Exercise> Each record below is to be reproduced without any change.

Data>

--------------------------------

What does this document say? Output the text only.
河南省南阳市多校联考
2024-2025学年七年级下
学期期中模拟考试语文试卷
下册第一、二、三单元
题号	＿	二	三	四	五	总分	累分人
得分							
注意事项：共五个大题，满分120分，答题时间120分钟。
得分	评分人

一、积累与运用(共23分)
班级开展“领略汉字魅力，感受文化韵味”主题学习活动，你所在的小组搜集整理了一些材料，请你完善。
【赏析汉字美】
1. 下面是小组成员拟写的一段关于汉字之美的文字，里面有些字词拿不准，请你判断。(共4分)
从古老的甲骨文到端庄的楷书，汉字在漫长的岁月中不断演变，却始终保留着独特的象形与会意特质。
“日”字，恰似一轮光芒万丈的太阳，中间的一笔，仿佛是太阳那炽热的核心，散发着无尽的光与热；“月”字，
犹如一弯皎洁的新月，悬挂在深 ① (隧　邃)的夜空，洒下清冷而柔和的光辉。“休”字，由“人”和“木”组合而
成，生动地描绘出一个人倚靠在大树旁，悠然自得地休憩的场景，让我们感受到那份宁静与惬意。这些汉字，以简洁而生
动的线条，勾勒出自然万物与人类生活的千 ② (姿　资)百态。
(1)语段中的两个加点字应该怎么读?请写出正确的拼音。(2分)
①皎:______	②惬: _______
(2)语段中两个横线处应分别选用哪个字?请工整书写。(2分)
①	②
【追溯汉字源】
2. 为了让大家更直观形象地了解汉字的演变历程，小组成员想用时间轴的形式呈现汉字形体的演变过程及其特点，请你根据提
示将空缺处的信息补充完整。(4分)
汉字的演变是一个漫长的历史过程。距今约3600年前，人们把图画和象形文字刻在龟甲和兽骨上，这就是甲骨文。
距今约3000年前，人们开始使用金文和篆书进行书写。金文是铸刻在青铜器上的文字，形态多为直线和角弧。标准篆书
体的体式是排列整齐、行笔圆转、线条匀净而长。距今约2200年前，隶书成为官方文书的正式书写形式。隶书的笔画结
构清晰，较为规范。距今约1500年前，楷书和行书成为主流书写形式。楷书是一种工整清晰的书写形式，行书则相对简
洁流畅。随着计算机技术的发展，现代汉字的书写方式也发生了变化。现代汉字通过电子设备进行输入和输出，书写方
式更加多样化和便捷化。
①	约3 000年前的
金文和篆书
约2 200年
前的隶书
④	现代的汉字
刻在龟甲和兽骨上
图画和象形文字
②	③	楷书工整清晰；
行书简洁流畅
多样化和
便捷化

--------------------------------

Exercise response>
What does this document say? Output the text only.
河南省南阳市多校联考
2024-2025学年七年级下
学期期中模拟考试语文试卷
下册第一、二、三单元
题号	＿	二	三	四	五	总分	累分人
得分							
注意事项：共五个大题，满分120分，答题时间120分钟。
得分	评分人

一、积累与运用(共23分)
班级开展“领略汉字魅力，感受文化韵味”主题学习活动，你所在的小组搜集整理了一些材料，请你完善。
【赏析汉字美】
1. 下面是小组成员拟写的一段关于汉字之美的文字，里面有些字词拿不准，请你判断。(共4分)
从古老的甲骨文到端庄的楷书，汉字在漫长的岁月中不断演变，却始终保留着独特的象形与会意特质。
“日”字，恰似一轮光芒万丈的太阳，中间的一笔，仿佛是太阳那炽热的核心，散发着无尽的光与热；“月”字，
犹如一弯皎洁的新月，悬挂在深 ① (隧　邃)的夜空，洒下清冷而柔和的光辉。“休”字，由“人”和“木”组合而
成，生动地描绘出一个人倚靠在大树旁，悠然自得地休憩的场景，让我们感受到那份宁静与惬意。这些汉字，以简洁而生
动的线条，勾勒出自然万物与人类生活的千 ② (姿　资)百态。
(1)语段中的两个加点字应该怎么读?请写出正确的拼音。(2分)
①皎:______	②惬: _______
(2)语段中两个横线处应分别选用哪个字?请工整书写。(2分)
①	②
【追溯汉字源】
2. 为了让大家更直观形象地了解汉字的演变历程，小组成员想用时间轴的形式呈现汉字形体的演变过程及其特点，请你根据提
示将空缺处的信息补充完整。(4分)
汉字的演变是一个漫长的历史过程。距今约3600年前，人们把图画和象形文字刻在龟甲和兽骨上，这就是甲骨文。
距今约3000年前，人们开始使用金文和篆书进行书写。金文是铸刻在青铜器上的文字，形态多为直线和角弧。标准篆书
体的体式是排列整齐、行笔圆转、线条匀净而长。距今约2200年前，隶书成为官方文书的正式书写形式。隶书的笔画结
构清晰，较为规范。距今约1500年前，楷书和行书成为主流书写形式。楷书是一种工整清晰的书写形式，行书则相对简
洁流畅。随着计算机技术的发展，现代汉字的书写方式也发生了变化。现代汉字通过电子设备进行输入和输出，书写方
式更加多样化和便捷化。
①	约3 000年前的
金文和篆书
约2 200年
前的隶书
④	现代的汉字
刻在龟甲和兽骨上
图画和象形文字
②	③	楷书工整清晰；
行书简洁流畅
多样化和
便捷化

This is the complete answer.